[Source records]
== == ==
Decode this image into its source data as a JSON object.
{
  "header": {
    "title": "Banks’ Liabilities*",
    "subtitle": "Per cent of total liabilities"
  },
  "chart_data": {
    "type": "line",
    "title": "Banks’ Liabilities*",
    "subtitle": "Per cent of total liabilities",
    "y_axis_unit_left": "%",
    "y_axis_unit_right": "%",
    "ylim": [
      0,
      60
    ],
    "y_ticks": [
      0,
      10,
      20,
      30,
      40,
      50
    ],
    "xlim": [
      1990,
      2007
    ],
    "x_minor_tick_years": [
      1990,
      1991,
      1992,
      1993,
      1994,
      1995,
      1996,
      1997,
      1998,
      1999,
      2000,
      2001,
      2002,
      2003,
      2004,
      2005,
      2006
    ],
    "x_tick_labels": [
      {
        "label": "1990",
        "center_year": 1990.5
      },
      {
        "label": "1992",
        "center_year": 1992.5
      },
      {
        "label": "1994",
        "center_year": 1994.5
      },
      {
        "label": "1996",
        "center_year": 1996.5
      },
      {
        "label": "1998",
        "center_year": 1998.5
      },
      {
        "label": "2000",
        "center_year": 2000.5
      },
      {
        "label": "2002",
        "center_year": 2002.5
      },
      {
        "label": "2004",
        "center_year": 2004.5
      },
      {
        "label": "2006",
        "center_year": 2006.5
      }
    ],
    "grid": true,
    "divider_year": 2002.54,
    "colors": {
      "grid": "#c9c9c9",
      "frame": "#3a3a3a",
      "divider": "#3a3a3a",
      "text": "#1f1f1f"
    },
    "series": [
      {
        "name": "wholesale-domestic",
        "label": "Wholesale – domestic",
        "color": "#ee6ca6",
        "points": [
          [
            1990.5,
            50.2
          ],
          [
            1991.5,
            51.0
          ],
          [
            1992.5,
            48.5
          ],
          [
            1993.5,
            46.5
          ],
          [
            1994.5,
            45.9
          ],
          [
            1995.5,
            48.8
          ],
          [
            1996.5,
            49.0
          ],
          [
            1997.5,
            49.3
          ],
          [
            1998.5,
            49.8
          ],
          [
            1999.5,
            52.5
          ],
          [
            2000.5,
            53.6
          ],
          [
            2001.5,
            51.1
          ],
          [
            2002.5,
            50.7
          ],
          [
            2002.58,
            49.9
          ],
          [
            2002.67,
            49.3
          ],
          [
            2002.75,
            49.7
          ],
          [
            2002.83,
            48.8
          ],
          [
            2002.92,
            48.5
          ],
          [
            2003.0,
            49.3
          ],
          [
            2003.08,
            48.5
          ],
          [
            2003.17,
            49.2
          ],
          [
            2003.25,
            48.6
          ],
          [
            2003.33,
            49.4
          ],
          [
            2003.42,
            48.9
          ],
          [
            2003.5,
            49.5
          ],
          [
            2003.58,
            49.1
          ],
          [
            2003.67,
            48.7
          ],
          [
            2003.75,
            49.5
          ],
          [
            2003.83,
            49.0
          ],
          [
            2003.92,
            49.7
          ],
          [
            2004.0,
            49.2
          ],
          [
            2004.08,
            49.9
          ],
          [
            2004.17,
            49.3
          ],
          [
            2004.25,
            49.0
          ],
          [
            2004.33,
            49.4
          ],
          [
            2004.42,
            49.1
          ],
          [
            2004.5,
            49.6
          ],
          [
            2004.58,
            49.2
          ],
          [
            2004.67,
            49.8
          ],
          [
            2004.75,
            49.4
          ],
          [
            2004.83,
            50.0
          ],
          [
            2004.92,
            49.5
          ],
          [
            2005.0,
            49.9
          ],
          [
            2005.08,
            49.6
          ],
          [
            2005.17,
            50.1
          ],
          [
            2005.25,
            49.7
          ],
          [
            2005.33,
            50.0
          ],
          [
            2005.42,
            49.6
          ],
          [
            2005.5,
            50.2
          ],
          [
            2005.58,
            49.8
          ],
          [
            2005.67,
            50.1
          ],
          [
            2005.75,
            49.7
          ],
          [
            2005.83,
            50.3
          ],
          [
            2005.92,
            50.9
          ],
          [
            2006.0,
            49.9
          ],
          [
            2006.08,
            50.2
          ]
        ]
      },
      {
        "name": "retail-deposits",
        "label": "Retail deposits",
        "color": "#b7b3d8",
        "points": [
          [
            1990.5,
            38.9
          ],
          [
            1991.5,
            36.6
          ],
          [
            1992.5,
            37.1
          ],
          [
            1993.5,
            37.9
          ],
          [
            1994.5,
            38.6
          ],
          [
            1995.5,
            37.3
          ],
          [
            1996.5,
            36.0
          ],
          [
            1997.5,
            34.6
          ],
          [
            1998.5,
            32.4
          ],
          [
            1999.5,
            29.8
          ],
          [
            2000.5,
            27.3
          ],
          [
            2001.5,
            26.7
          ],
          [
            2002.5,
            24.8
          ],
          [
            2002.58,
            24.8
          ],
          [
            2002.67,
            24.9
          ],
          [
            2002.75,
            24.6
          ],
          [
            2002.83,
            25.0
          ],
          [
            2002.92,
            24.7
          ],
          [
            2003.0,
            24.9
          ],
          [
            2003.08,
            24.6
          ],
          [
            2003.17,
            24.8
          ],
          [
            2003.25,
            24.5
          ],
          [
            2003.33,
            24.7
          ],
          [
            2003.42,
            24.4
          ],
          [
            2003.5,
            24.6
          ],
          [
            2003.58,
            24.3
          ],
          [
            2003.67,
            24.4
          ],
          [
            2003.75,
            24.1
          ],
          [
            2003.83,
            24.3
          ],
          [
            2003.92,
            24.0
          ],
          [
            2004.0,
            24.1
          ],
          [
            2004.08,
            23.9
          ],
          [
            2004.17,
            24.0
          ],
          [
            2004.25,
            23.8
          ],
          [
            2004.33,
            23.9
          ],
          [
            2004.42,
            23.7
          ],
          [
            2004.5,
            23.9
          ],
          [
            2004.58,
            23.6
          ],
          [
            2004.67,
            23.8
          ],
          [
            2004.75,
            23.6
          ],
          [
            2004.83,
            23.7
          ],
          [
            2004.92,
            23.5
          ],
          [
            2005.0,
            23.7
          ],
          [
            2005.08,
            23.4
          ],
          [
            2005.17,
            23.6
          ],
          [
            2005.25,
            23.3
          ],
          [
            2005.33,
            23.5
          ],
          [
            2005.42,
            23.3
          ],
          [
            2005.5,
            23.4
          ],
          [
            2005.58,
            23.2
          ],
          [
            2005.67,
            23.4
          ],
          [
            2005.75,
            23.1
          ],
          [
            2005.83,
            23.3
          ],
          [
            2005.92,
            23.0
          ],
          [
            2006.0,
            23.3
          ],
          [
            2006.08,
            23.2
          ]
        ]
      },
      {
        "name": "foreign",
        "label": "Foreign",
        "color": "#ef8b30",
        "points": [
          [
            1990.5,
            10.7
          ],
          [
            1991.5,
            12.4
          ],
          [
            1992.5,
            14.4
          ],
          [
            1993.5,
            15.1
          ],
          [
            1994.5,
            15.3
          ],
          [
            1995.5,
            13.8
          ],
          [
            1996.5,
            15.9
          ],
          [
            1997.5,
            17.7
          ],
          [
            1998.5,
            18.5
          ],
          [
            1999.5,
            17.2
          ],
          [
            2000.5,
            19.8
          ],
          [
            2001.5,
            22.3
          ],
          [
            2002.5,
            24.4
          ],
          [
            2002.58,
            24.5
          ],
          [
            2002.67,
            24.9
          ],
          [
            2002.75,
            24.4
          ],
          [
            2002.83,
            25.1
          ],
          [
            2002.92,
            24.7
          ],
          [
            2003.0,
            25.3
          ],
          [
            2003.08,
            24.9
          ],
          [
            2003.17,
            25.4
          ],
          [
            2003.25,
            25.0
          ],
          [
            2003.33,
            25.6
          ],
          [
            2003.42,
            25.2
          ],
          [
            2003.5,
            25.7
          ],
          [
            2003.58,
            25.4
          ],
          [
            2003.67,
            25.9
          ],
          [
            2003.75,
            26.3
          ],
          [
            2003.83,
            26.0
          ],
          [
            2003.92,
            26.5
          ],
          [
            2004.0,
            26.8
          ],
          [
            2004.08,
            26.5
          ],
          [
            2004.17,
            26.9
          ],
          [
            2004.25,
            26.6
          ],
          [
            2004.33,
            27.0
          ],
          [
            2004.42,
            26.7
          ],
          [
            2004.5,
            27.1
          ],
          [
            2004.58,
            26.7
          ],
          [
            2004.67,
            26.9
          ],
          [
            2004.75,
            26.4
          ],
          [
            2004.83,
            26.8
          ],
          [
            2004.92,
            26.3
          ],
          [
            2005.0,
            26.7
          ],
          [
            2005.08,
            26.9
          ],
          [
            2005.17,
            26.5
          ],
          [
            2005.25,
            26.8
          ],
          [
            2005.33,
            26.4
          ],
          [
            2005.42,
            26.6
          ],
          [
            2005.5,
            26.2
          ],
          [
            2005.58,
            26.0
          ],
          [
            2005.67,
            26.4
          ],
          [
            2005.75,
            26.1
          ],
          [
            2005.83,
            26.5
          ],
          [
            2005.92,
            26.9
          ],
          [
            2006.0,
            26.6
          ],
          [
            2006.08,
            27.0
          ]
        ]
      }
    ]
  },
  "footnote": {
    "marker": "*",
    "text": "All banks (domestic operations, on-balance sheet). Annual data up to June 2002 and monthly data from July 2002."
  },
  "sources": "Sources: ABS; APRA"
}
== == ==
WORK TO DO:
Copy out all lines that carry the word "name".

EXPECTED ANSWER:
        "name": "wholesale-domestic",
        "name": "retail-deposits",
        "name": "foreign",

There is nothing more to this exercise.